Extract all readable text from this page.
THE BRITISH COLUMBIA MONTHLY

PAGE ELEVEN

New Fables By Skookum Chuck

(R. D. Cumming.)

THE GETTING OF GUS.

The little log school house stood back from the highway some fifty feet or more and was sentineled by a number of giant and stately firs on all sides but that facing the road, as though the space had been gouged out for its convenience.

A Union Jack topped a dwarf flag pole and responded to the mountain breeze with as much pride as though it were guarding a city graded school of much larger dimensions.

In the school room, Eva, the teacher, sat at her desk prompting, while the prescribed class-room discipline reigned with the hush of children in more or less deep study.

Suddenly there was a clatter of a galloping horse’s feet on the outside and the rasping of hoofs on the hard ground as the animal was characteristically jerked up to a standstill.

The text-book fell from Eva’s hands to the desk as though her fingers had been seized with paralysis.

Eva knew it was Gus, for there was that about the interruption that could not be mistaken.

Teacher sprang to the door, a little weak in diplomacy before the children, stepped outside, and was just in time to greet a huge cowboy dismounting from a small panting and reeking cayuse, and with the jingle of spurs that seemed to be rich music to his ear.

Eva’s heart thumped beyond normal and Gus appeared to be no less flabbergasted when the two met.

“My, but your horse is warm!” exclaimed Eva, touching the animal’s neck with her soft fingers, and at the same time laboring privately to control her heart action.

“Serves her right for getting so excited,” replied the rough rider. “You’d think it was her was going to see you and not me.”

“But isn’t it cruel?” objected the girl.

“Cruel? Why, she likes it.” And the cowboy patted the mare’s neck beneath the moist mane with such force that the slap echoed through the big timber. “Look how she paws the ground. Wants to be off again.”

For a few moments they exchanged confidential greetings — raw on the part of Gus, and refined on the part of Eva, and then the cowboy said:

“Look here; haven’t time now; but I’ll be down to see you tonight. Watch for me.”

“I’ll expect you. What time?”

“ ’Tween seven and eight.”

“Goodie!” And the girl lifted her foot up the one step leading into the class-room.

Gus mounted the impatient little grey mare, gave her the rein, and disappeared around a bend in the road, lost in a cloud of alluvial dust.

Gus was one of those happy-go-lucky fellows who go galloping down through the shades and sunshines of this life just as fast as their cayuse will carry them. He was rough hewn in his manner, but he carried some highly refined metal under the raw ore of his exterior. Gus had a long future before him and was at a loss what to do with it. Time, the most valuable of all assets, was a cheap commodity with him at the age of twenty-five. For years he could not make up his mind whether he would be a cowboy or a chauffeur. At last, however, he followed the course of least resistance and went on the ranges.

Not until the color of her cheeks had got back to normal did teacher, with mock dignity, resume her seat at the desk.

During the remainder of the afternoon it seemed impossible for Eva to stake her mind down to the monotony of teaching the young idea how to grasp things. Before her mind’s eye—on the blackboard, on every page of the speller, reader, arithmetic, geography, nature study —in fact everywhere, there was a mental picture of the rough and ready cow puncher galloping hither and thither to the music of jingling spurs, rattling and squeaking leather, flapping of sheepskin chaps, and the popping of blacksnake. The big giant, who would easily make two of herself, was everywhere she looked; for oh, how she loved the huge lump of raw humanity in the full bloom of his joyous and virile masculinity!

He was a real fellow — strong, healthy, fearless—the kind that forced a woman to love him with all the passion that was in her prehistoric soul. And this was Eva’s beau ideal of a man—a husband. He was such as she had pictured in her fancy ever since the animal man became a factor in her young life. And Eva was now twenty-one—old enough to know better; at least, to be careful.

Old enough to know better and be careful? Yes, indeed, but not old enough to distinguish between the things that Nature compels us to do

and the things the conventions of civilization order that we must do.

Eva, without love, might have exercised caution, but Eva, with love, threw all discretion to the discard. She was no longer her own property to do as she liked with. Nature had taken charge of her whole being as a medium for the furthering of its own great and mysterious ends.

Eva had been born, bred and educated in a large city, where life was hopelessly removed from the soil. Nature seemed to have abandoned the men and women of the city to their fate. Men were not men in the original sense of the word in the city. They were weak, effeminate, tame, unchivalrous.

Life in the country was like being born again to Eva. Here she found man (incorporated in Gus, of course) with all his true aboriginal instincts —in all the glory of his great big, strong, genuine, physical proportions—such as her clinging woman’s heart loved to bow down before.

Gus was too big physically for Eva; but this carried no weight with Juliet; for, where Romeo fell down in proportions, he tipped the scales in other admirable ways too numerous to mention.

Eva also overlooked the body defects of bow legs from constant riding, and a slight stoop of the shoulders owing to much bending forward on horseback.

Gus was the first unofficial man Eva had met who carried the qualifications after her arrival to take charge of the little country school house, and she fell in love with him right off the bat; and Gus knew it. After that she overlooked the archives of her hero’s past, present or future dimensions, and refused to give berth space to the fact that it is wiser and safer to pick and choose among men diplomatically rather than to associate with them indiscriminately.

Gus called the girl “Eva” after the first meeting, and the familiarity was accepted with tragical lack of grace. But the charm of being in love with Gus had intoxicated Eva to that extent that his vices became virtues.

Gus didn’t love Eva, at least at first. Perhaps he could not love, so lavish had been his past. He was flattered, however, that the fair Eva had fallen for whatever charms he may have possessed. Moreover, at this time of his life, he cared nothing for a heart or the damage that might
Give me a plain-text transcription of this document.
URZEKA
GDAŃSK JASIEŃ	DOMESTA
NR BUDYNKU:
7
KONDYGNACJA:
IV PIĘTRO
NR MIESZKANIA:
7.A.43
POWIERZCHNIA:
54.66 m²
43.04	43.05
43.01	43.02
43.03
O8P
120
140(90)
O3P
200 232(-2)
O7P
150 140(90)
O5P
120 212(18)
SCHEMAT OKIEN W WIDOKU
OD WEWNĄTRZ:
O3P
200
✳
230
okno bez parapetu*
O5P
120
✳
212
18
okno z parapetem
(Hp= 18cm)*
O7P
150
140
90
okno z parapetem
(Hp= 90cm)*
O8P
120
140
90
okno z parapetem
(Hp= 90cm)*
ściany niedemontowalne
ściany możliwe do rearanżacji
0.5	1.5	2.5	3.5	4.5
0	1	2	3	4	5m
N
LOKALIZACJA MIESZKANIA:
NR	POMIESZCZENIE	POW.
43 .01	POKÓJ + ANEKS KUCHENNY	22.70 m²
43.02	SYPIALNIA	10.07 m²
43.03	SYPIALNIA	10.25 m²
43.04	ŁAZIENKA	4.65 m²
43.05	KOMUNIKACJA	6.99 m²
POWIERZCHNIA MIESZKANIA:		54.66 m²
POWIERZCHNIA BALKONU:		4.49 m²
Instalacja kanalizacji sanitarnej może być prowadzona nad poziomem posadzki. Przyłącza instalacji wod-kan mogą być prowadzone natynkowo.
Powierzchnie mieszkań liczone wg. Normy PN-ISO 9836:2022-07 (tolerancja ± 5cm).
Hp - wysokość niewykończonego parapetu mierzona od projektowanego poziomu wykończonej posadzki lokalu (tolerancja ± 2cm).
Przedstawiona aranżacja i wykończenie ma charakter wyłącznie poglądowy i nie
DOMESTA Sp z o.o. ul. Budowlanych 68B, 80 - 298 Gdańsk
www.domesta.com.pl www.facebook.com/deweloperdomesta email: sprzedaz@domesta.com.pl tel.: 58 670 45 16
....
Write out the full set of records exactly as given.

• Reply
Extract all readable text from this page.
THE BRITISH COLUMBIA MONTHLY

PAGE ELEVEN

New Fables By Skookum Chuck

(R. D. Cumming.)

THE GETTING OF GUS.

The little log school house stood back from the highway some fifty feet or more and was sentineled by a number of giant and stately firs on all sides but that facing the road, as though the space had been gouged out for its convenience.

A Union Jack topped a dwarf flag pole and responded to the mountain breeze with as much pride as though it were guarding a city graded school of much larger dimensions.

In the school room, Eva, the teacher, sat at her desk prompting, while the prescribed class-room discipline reigned with the hush of children in more or less deep study.

Suddenly there was a clatter of a galloping horse’s feet on the outside and the rasping of hoofs on the hard ground as the animal was characteristically jerked up to a standstill.

The text-book fell from Eva’s hands to the desk as though her fingers had been seized with paralysis.

Eva knew it was Gus, for there was that about the interruption that could not be mistaken.

Teacher sprang to the door, a little weak in diplomacy before the children, stepped outside, and was just in time to greet a huge cowboy dismounting from a small panting and reeking cayuse, and with the jingle of spurs that seemed to be rich music to his ear.

Eva’s heart thumped beyond normal and Gus appeared to be no less flabbergasted when the two met.

“My, but your horse is warm!” exclaimed Eva, touching the animal’s neck with her soft fingers, and at the same time laboring privately to control her heart action.

“Serves her right for getting so excited,” replied the rough rider. “You’d think it was her was going to see you and not me.”

“But isn’t it cruel?” objected the girl.

“Cruel? Why, she likes it.” And the cowboy patted the mare’s neck beneath the moist mane with such force that the slap echoed through the big timber. “Look how she paws the ground. Wants to be off again.”

For a few moments they exchanged confidential greetings — raw on the part of Gus, and refined on the part of Eva, and then the cowboy said:

“Look here; haven’t time now; but I’ll be down to see you tonight. Watch for me.”

“I’ll expect you. What time?”

“ ’Tween seven and eight.”

“Goodie!” And the girl lifted her foot up the one step leading into the class-room.

Gus mounted the impatient little grey mare, gave her the rein, and disappeared around a bend in the road, lost in a cloud of alluvial dust.

Gus was one of those happy-go-lucky fellows who go galloping down through the shades and sunshines of this life just as fast as their cayuse will carry them. He was rough hewn in his manner, but he carried some highly refined metal under the raw ore of his exterior. Gus had a long future before him and was at a loss what to do with it. Time, the most valuable of all assets, was a cheap commodity with him at the age of twenty-five. For years he could not make up his mind whether he would be a cowboy or a chauffeur. At last, however, he followed the course of least resistance and went on the ranges.

Not until the color of her cheeks had got back to normal did teacher, with mock dignity, resume her seat at the desk.

During the remainder of the afternoon it seemed impossible for Eva to stake her mind down to the monotony of teaching the young idea how to grasp things. Before her mind’s eye—on the blackboard, on every page of the speller, reader, arithmetic, geography, nature study —in fact everywhere, there was a mental picture of the rough and ready cow puncher galloping hither and thither to the music of jingling spurs, rattling and squeaking leather, flapping of sheepskin chaps, and the popping of blacksnake. The big giant, who would easily make two of herself, was everywhere she looked; for oh, how she loved the huge lump of raw humanity in the full bloom of his joyous and virile masculinity!

He was a real fellow — strong, healthy, fearless—the kind that forced a woman to love him with all the passion that was in her prehistoric soul. And this was Eva’s beau ideal of a man—a husband. He was such as she had pictured in her fancy ever since the animal man became a factor in her young life. And Eva was now twenty-one—old enough to know better; at least, to be careful.

Old enough to know better and be careful? Yes, indeed, but not old enough to distinguish between the things that Nature compels us to do

and the things the conventions of civilization order that we must do.

Eva, without love, might have exercised caution, but Eva, with love, threw all discretion to the discard. She was no longer her own property to do as she liked with. Nature had taken charge of her whole being as a medium for the furthering of its own great and mysterious ends.

Eva had been born, bred and educated in a large city, where life was hopelessly removed from the soil. Nature seemed to have abandoned the men and women of the city to their fate. Men were not men in the original sense of the word in the city. They were weak, effeminate, tame, unchivalrous.

Life in the country was like being born again to Eva. Here she found man (incorporated in Gus, of course) with all his true aboriginal instincts —in all the glory of his great big, strong, genuine, physical proportions—such as her clinging woman’s heart loved to bow down before.

Gus was too big physically for Eva; but this carried no weight with Juliet; for, where Romeo fell down in proportions, he tipped the scales in other admirable ways too numerous to mention.

Eva also overlooked the body defects of bow legs from constant riding, and a slight stoop of the shoulders owing to much bending forward on horseback.

Gus was the first unofficial man Eva had met who carried the qualifications after her arrival to take charge of the little country school house, and she fell in love with him right off the bat; and Gus knew it. After that she overlooked the archives of her hero’s past, present or future dimensions, and refused to give berth space to the fact that it is wiser and safer to pick and choose among men diplomatically rather than to associate with them indiscriminately.

Gus called the girl “Eva” after the first meeting, and the familiarity was accepted with tragical lack of grace. But the charm of being in love with Gus had intoxicated Eva to that extent that his vices became virtues.

Gus didn’t love Eva, at least at first. Perhaps he could not love, so lavish had been his past. He was flattered, however, that the fair Eva had fallen for whatever charms he may have possessed. Moreover, at this time of his life, he cared nothing for a heart or the damage that might
Give me a plain-text transcription of this document.
URZEKA
GDAŃSK JASIEŃ	DOMESTA
NR BUDYNKU:
7
KONDYGNACJA:
IV PIĘTRO
NR MIESZKANIA:
7.A.43
POWIERZCHNIA:
54.66 m²
43.04	43.05
43.01	43.02
43.03
O8P
120
140(90)
O3P
200 232(-2)
O7P
150 140(90)
O5P
120 212(18)
SCHEMAT OKIEN W WIDOKU
OD WEWNĄTRZ:
O3P
200
✳
230
okno bez parapetu*
O5P
120
✳
212
18
okno z parapetem
(Hp= 18cm)*
O7P
150
140
90
okno z parapetem
(Hp= 90cm)*
O8P
120
140
90
okno z parapetem
(Hp= 90cm)*
ściany niedemontowalne
ściany możliwe do rearanżacji
0.5	1.5	2.5	3.5	4.5
0	1	2	3	4	5m
N
LOKALIZACJA MIESZKANIA:
NR	POMIESZCZENIE	POW.
43 .01	POKÓJ + ANEKS KUCHENNY	22.70 m²
43.02	SYPIALNIA	10.07 m²
43.03	SYPIALNIA	10.25 m²
43.04	ŁAZIENKA	4.65 m²
43.05	KOMUNIKACJA	6.99 m²
POWIERZCHNIA MIESZKANIA:		54.66 m²
POWIERZCHNIA BALKONU:		4.49 m²
Instalacja kanalizacji sanitarnej może być prowadzona nad poziomem posadzki. Przyłącza instalacji wod-kan mogą być prowadzone natynkowo.
Powierzchnie mieszkań liczone wg. Normy PN-ISO 9836:2022-07 (tolerancja ± 5cm).
Hp - wysokość niewykończonego parapetu mierzona od projektowanego poziomu wykończonej posadzki lokalu (tolerancja ± 2cm).
Przedstawiona aranżacja i wykończenie ma charakter wyłącznie poglądowy i nie
DOMESTA Sp z o.o. ul. Budowlanych 68B, 80 - 298 Gdańsk
www.domesta.com.pl www.facebook.com/deweloperdomesta email: sprzedaz@domesta.com.pl tel.: 58 670 45 16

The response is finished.